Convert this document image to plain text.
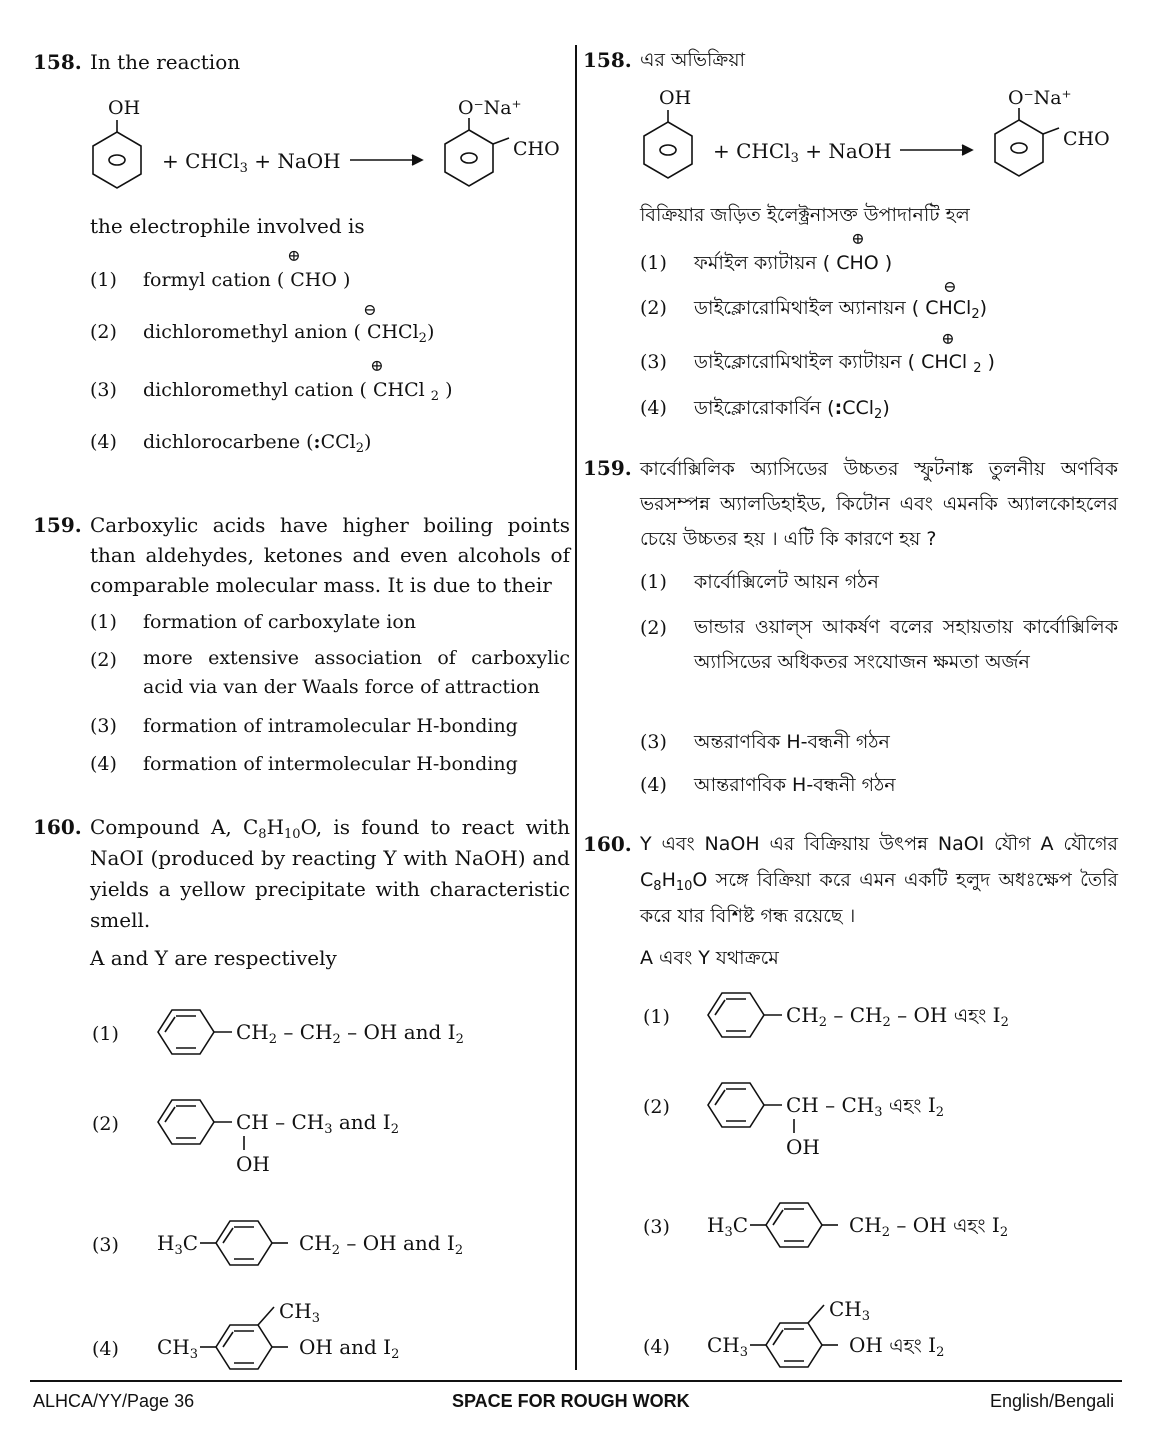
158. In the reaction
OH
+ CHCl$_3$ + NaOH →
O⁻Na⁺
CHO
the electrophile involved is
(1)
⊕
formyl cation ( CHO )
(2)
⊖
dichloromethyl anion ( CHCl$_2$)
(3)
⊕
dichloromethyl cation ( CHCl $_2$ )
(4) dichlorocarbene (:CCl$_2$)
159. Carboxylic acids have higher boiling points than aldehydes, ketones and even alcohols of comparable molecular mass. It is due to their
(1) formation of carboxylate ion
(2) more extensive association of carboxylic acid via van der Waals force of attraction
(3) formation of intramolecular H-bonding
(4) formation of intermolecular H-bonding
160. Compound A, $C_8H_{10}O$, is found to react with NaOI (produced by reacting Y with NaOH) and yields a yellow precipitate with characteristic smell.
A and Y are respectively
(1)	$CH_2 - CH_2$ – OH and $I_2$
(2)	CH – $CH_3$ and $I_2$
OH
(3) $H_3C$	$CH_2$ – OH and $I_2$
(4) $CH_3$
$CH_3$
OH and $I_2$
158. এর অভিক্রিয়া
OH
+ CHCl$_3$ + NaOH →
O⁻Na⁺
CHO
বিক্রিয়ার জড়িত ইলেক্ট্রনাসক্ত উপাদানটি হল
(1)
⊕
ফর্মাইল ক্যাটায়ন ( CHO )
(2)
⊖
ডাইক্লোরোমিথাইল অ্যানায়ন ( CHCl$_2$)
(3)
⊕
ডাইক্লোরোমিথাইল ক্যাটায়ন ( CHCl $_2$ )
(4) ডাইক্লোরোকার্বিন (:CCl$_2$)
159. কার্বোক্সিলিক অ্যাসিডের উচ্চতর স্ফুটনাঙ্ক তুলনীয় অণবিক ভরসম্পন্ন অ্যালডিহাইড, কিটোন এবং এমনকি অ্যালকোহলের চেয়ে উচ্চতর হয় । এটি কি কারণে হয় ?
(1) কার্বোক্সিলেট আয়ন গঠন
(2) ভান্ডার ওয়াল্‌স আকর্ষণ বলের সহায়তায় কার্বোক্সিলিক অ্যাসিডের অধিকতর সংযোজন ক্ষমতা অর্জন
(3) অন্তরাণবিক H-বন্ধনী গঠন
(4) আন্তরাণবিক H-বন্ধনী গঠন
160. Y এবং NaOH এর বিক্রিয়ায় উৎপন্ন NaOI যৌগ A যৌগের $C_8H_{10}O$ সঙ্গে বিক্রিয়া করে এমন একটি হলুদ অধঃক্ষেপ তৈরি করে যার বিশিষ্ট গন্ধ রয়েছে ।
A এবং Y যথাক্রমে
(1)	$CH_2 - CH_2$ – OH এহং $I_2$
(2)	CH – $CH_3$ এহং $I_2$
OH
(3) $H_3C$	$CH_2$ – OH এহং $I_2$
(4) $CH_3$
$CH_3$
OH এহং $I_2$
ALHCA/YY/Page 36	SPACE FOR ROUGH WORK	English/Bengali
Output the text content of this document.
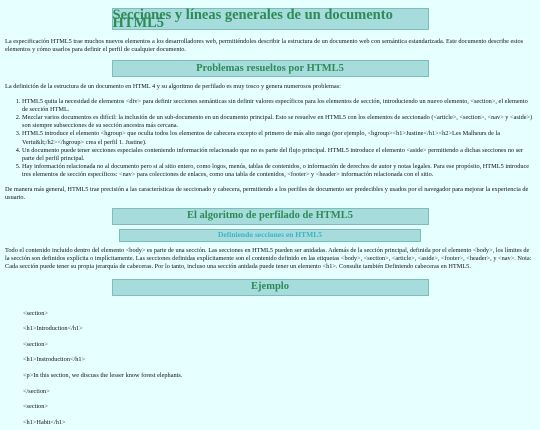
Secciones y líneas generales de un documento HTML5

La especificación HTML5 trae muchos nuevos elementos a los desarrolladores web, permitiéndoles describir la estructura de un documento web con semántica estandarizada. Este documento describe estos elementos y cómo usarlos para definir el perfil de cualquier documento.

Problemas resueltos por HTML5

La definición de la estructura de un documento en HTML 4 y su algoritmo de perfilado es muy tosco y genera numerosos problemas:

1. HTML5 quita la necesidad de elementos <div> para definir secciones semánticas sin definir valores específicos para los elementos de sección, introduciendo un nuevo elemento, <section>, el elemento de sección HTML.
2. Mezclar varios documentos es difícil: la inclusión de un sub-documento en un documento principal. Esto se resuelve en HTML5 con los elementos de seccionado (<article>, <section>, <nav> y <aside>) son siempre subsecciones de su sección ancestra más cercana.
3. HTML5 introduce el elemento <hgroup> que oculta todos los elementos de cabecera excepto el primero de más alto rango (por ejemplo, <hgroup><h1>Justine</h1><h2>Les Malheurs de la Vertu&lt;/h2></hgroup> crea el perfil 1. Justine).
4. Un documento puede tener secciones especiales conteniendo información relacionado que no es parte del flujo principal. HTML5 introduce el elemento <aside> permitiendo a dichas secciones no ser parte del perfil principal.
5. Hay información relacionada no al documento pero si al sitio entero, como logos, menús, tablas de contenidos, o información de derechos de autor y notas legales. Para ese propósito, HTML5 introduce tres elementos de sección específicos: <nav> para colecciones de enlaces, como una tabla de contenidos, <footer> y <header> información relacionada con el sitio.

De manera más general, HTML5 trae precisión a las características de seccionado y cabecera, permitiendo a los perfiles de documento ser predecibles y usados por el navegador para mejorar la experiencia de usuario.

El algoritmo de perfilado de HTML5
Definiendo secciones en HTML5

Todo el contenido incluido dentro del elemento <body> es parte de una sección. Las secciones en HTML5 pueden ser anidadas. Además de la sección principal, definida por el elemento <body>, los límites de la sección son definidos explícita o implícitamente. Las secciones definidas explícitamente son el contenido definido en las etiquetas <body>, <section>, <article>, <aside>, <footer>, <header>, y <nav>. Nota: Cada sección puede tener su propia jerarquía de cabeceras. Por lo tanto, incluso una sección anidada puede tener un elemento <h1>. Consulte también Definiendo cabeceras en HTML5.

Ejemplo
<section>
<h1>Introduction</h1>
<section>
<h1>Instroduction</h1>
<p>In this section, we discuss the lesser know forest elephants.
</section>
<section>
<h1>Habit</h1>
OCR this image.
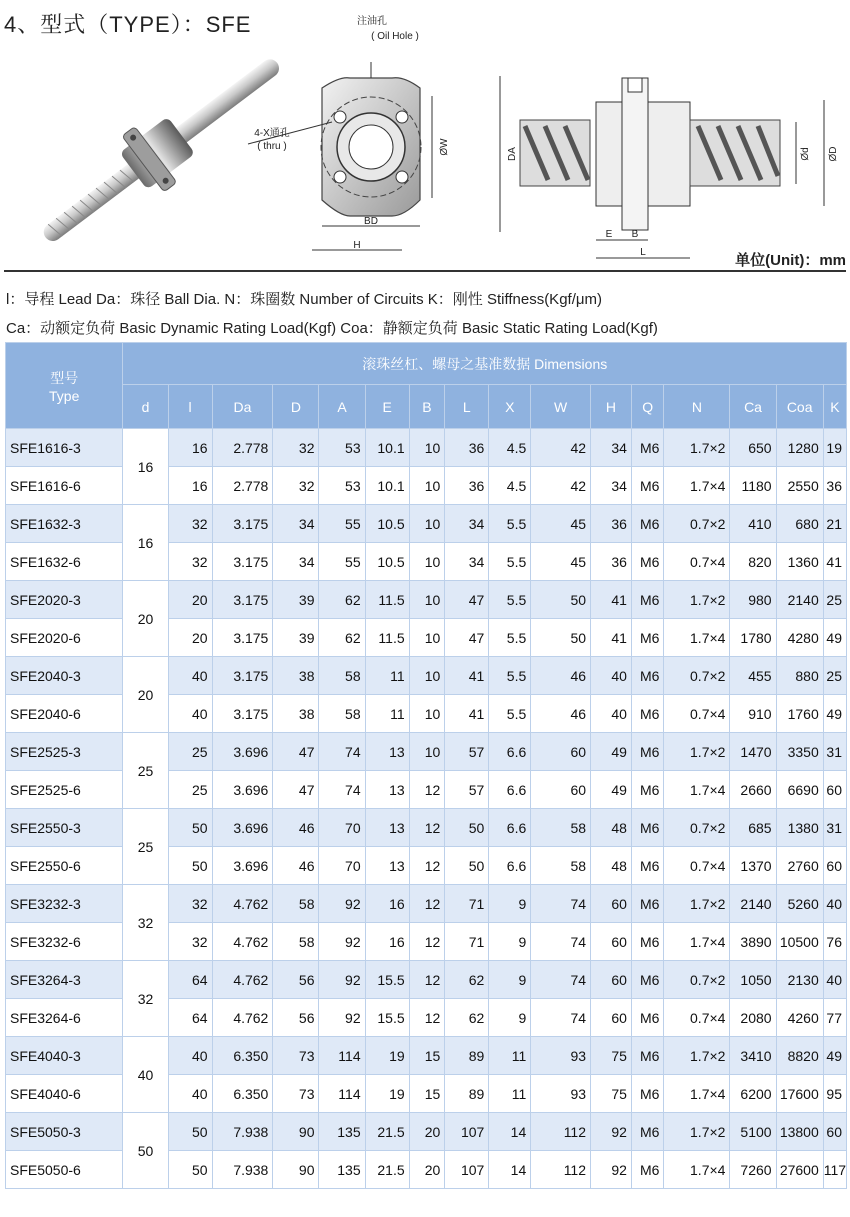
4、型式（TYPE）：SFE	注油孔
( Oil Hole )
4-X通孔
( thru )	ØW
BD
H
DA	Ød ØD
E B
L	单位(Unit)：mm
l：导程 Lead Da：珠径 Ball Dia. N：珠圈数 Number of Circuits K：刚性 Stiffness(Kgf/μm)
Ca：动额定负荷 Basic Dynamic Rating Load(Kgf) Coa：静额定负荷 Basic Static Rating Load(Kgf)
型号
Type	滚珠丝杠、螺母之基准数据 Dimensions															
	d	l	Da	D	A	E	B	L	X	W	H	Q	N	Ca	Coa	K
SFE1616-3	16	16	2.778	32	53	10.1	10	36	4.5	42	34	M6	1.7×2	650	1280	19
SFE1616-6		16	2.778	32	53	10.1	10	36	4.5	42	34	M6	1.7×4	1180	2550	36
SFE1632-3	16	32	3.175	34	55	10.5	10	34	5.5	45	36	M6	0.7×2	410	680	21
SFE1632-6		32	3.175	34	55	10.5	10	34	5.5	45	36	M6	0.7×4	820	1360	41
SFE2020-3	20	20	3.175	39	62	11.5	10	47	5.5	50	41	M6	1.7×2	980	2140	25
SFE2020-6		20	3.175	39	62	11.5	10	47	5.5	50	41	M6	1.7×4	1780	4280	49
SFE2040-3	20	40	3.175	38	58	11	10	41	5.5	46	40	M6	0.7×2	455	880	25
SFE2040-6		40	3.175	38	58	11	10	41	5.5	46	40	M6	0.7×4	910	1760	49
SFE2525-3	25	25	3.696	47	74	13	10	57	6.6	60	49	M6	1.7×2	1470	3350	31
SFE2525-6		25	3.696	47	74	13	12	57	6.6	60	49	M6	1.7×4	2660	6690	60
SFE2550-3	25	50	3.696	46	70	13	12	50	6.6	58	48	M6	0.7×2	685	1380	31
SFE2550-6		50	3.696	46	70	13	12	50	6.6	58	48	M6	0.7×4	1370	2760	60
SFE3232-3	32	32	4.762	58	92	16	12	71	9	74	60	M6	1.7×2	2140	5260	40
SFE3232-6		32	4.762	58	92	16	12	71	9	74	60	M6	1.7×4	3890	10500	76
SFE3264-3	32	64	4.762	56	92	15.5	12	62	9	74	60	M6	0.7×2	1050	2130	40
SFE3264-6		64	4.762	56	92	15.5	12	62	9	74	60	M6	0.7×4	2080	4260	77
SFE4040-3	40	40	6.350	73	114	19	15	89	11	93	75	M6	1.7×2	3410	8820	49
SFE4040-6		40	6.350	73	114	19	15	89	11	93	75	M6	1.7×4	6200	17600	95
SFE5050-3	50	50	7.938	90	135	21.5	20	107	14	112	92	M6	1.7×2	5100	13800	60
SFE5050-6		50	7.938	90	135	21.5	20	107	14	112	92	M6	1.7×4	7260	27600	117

************

- [WHAT IS EXPECTED]
Repeat verbatim the lines from the one holding "OCR this image." through the end of the listing above, both ends included, but not the pictures.

- [RESPONSE]
OCR this image.
4、型式（TYPE）：SFE	注油孔
( Oil Hole )
4-X通孔
( thru )	ØW
BD
H
DA	Ød ØD
E B
L	单位(Unit)：mm
l：导程 Lead Da：珠径 Ball Dia. N：珠圈数 Number of Circuits K：刚性 Stiffness(Kgf/μm)
Ca：动额定负荷 Basic Dynamic Rating Load(Kgf) Coa：静额定负荷 Basic Static Rating Load(Kgf)
型号
Type	滚珠丝杠、螺母之基准数据 Dimensions															
	d	l	Da	D	A	E	B	L	X	W	H	Q	N	Ca	Coa	K
SFE1616-3	16	16	2.778	32	53	10.1	10	36	4.5	42	34	M6	1.7×2	650	1280	19
SFE1616-6		16	2.778	32	53	10.1	10	36	4.5	42	34	M6	1.7×4	1180	2550	36
SFE1632-3	16	32	3.175	34	55	10.5	10	34	5.5	45	36	M6	0.7×2	410	680	21
SFE1632-6		32	3.175	34	55	10.5	10	34	5.5	45	36	M6	0.7×4	820	1360	41
SFE2020-3	20	20	3.175	39	62	11.5	10	47	5.5	50	41	M6	1.7×2	980	2140	25
SFE2020-6		20	3.175	39	62	11.5	10	47	5.5	50	41	M6	1.7×4	1780	4280	49
SFE2040-3	20	40	3.175	38	58	11	10	41	5.5	46	40	M6	0.7×2	455	880	25
SFE2040-6		40	3.175	38	58	11	10	41	5.5	46	40	M6	0.7×4	910	1760	49
SFE2525-3	25	25	3.696	47	74	13	10	57	6.6	60	49	M6	1.7×2	1470	3350	31
SFE2525-6		25	3.696	47	74	13	12	57	6.6	60	49	M6	1.7×4	2660	6690	60
SFE2550-3	25	50	3.696	46	70	13	12	50	6.6	58	48	M6	0.7×2	685	1380	31
SFE2550-6		50	3.696	46	70	13	12	50	6.6	58	48	M6	0.7×4	1370	2760	60
SFE3232-3	32	32	4.762	58	92	16	12	71	9	74	60	M6	1.7×2	2140	5260	40
SFE3232-6		32	4.762	58	92	16	12	71	9	74	60	M6	1.7×4	3890	10500	76
SFE3264-3	32	64	4.762	56	92	15.5	12	62	9	74	60	M6	0.7×2	1050	2130	40
SFE3264-6		64	4.762	56	92	15.5	12	62	9	74	60	M6	0.7×4	2080	4260	77
SFE4040-3	40	40	6.350	73	114	19	15	89	11	93	75	M6	1.7×2	3410	8820	49
SFE4040-6		40	6.350	73	114	19	15	89	11	93	75	M6	1.7×4	6200	17600	95
SFE5050-3	50	50	7.938	90	135	21.5	20	107	14	112	92	M6	1.7×2	5100	13800	60
SFE5050-6		50	7.938	90	135	21.5	20	107	14	112	92	M6	1.7×4	7260	27600	117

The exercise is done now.